**GOAL:** Copy each line that holds "date".
Start of EXTRACTED DATA
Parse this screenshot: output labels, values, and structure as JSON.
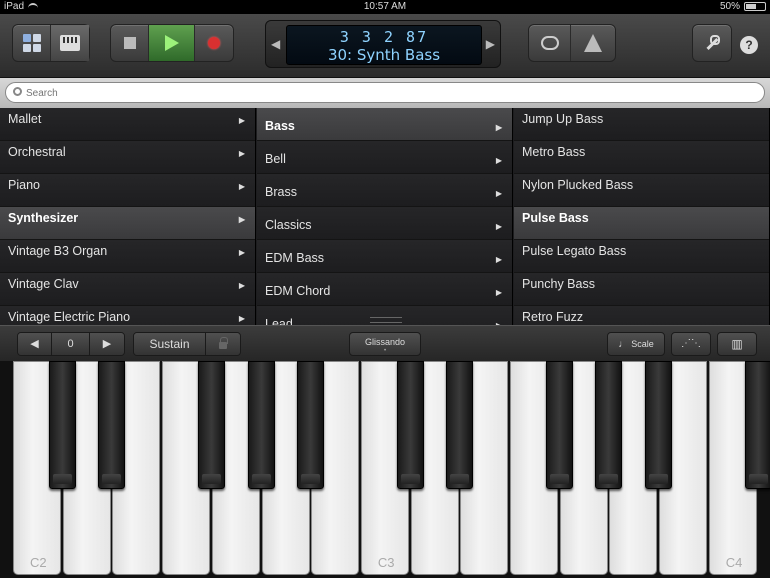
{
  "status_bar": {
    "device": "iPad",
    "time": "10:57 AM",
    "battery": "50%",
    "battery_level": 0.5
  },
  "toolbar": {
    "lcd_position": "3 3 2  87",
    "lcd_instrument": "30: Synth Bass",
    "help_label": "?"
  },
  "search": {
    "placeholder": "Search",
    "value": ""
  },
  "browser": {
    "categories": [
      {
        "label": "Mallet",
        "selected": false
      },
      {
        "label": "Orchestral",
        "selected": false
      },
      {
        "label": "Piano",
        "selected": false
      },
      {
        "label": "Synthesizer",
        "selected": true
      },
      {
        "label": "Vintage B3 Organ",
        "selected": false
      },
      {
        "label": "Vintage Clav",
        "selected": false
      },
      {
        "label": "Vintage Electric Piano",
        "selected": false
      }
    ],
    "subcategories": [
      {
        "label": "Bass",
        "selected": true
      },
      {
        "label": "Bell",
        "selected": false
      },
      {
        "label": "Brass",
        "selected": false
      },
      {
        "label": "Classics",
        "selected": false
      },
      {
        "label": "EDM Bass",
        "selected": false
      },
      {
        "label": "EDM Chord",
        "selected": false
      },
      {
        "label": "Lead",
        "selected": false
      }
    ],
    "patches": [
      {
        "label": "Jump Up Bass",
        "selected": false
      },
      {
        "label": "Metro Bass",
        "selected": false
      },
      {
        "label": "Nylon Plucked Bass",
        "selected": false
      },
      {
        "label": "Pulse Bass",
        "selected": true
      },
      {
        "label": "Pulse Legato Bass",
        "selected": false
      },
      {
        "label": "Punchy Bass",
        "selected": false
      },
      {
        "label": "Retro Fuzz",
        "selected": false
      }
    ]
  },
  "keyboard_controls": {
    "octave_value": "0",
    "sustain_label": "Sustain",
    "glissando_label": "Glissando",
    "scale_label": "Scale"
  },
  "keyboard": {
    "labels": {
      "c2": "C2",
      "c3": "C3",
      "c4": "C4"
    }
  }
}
End of EXTRACTED DATA
Start of EXTRACTED DATA
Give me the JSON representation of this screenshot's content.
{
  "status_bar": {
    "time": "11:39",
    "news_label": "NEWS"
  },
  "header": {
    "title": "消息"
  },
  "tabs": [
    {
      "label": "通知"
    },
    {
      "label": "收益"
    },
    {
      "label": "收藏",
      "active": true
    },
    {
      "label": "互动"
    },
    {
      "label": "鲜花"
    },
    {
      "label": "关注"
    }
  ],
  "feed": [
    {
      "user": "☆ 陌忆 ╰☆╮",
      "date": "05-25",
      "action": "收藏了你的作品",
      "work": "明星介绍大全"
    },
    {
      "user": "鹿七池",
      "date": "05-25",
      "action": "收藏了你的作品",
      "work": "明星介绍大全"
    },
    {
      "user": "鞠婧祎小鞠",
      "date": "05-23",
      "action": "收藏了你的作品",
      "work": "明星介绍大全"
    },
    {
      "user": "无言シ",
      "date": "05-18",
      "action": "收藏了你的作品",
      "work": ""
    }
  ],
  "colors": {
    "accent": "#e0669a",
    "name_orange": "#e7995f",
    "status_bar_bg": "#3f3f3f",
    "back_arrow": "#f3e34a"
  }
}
End of EXTRACTED DATA
**FINISHED TASK:**
      "date": "05-25",
      "date": "05-25",
      "date": "05-23",
      "date": "05-18",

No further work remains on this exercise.